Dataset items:
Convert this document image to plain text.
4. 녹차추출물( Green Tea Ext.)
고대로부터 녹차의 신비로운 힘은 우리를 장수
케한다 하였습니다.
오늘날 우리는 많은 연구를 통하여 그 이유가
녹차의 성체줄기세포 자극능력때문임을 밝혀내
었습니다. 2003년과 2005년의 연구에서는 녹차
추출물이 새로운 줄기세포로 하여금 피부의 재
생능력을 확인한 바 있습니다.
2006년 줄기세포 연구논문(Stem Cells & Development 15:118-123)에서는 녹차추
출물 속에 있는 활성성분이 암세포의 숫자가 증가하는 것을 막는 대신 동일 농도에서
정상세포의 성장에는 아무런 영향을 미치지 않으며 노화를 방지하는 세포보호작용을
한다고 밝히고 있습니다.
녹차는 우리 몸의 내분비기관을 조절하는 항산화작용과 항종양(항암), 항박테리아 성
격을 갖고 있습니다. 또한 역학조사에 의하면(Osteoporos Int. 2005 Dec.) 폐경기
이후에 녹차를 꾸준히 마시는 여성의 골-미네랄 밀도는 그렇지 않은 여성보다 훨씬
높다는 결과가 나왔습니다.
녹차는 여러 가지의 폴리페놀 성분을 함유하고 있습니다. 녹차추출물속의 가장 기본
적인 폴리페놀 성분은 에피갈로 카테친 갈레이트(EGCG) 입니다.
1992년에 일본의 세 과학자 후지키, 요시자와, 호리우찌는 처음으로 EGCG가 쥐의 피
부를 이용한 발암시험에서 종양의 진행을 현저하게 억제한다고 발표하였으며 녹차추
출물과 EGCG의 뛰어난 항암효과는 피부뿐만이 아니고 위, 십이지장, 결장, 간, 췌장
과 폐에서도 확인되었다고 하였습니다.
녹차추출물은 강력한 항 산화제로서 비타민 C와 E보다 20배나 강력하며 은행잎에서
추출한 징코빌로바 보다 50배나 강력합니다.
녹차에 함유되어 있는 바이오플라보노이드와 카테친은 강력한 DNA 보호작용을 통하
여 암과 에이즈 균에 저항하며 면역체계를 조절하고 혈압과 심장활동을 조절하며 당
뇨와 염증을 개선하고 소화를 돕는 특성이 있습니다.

§ About this task
Only the number is wanted: how many lines of these entries contain the string "있습니다"?

§ Output for this task
5